>> begin Supplied material

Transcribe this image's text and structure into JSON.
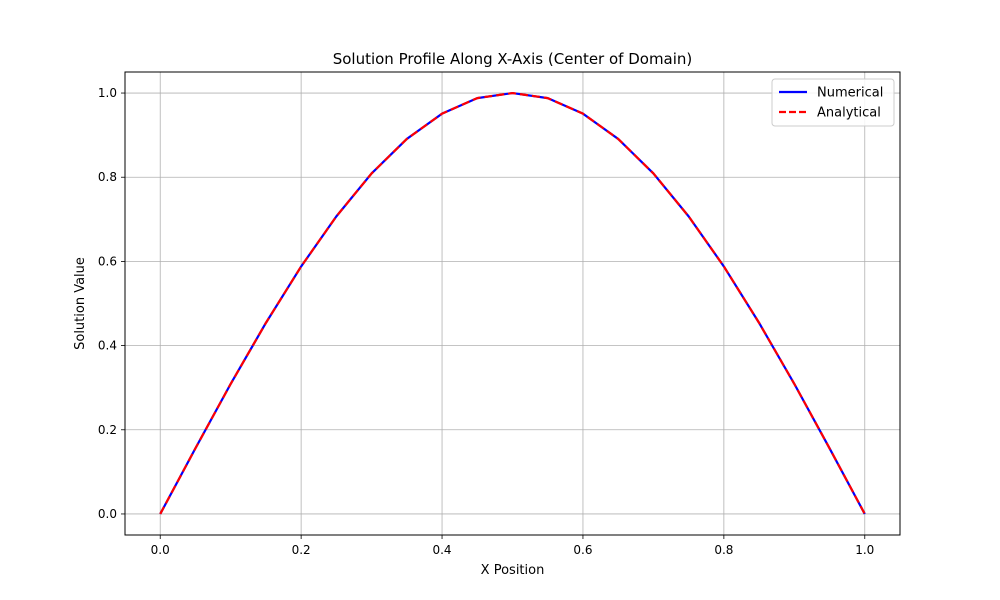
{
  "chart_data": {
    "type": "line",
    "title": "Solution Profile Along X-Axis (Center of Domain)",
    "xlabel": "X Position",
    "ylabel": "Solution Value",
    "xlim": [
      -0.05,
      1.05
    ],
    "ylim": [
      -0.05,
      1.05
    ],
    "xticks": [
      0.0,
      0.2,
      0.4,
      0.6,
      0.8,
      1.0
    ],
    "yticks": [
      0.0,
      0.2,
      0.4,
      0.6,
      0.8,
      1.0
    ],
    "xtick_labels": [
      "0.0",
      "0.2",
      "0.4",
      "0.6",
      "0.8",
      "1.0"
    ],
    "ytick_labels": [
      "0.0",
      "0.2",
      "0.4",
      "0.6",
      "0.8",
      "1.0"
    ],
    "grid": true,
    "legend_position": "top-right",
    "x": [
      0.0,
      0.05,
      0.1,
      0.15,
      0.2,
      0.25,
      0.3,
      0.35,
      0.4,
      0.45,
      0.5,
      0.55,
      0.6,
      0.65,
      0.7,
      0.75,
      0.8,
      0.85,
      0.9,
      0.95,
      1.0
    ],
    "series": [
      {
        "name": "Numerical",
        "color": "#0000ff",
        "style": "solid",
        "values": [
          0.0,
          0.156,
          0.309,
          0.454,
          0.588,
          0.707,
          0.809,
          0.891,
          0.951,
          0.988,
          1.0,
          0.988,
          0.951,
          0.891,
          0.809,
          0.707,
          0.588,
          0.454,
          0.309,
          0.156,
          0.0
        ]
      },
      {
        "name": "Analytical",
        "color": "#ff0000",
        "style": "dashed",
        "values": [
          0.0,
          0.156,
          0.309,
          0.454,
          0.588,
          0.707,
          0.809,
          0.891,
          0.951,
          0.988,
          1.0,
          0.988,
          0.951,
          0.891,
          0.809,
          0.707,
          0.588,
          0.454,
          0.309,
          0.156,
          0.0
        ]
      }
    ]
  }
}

>> end Supplied material
>> begin Supplied material

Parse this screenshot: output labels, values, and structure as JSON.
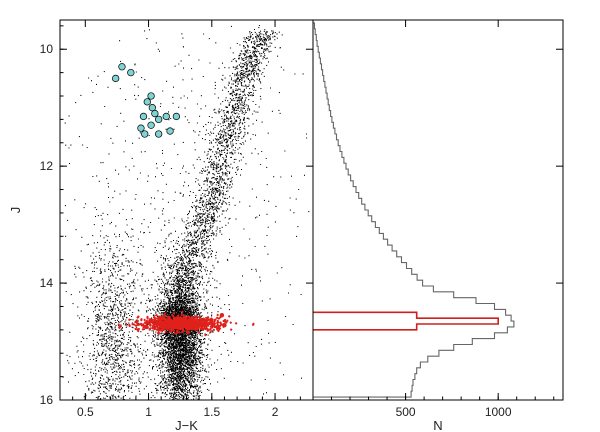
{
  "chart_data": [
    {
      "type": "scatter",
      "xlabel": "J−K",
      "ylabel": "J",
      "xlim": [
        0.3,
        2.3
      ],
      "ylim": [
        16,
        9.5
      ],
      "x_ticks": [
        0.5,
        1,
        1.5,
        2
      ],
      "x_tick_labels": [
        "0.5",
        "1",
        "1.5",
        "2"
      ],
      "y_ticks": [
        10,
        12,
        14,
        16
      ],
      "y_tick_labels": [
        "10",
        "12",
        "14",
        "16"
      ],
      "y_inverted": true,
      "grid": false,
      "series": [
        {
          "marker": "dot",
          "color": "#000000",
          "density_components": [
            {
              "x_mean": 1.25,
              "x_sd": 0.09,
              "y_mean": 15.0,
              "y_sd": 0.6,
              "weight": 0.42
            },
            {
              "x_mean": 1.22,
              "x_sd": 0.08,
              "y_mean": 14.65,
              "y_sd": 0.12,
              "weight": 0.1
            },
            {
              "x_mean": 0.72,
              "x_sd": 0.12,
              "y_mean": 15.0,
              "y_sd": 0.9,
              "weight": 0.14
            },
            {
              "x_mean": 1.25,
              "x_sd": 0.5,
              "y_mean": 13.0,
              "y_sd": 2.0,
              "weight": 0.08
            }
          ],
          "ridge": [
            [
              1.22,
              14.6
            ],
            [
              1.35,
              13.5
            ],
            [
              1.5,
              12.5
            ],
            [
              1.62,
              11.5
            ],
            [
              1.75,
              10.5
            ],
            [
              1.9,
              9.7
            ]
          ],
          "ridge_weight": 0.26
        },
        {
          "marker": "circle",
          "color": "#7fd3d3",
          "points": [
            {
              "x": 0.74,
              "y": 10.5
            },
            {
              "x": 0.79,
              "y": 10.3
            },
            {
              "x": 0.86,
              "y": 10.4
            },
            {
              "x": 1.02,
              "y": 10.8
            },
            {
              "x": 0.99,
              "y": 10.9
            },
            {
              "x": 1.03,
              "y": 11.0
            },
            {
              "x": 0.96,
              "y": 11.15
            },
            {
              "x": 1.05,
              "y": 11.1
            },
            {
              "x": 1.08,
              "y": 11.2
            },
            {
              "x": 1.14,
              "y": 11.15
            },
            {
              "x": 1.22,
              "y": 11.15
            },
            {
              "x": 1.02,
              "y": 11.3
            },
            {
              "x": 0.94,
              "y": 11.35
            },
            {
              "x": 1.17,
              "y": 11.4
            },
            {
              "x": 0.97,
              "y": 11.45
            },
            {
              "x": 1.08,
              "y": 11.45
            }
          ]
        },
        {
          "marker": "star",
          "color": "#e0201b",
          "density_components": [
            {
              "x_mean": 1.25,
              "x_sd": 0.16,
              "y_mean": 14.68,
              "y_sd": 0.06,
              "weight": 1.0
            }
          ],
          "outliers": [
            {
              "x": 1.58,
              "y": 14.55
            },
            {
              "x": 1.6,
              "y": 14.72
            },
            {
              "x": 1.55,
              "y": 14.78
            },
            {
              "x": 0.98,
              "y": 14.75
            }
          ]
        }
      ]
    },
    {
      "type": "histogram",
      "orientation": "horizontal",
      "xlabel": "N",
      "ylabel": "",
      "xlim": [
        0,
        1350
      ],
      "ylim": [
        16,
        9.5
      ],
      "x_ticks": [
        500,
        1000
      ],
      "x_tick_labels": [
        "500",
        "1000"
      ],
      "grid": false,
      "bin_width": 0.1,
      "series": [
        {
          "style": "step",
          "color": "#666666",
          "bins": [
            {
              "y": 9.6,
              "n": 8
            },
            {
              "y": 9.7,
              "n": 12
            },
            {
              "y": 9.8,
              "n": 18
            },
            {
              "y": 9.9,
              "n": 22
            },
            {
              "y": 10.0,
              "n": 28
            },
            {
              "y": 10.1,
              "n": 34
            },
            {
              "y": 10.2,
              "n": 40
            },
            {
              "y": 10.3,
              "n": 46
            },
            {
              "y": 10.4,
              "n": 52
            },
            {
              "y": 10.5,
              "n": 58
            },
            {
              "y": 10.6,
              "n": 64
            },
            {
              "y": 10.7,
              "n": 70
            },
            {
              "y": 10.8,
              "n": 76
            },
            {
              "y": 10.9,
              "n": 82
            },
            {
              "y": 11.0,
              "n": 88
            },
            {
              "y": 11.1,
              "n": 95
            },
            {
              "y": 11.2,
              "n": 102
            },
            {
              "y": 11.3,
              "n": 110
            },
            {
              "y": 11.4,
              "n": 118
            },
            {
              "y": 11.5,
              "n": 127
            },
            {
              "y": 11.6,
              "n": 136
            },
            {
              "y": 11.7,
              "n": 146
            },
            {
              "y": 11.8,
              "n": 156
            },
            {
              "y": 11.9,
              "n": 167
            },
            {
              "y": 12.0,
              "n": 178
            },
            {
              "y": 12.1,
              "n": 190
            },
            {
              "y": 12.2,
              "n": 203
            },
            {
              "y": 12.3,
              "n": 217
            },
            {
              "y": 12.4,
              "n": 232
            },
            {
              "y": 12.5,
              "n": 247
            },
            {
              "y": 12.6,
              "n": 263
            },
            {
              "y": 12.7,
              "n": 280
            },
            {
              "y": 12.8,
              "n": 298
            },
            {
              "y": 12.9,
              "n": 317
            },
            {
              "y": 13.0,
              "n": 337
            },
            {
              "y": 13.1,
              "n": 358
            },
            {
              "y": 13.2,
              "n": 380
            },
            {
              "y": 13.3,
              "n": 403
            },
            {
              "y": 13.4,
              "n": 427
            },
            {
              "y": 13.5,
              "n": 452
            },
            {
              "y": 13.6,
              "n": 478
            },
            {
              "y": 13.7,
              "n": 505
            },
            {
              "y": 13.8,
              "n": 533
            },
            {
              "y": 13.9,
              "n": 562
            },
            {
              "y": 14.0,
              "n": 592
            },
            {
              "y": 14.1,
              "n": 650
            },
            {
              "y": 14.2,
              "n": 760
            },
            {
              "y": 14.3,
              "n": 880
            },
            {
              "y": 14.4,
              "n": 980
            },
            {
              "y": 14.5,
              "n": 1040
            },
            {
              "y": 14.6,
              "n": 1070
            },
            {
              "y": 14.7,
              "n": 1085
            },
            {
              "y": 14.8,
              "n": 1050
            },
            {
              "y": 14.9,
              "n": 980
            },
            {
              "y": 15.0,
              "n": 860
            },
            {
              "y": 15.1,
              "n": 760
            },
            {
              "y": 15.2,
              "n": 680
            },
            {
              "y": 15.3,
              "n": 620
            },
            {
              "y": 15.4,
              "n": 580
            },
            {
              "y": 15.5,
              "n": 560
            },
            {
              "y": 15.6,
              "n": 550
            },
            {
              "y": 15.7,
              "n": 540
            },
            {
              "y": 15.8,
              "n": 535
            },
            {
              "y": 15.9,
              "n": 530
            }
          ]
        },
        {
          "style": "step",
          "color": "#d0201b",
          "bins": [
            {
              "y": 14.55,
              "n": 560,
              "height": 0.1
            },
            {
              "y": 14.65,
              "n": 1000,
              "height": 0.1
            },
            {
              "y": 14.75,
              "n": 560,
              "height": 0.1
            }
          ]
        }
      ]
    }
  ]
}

>> end Supplied material

→ To be done
Find all the lines containing "marker" in the material, then copy them.

→ Answer to the task
          "marker": "dot",
          "marker": "circle",
          "marker": "star",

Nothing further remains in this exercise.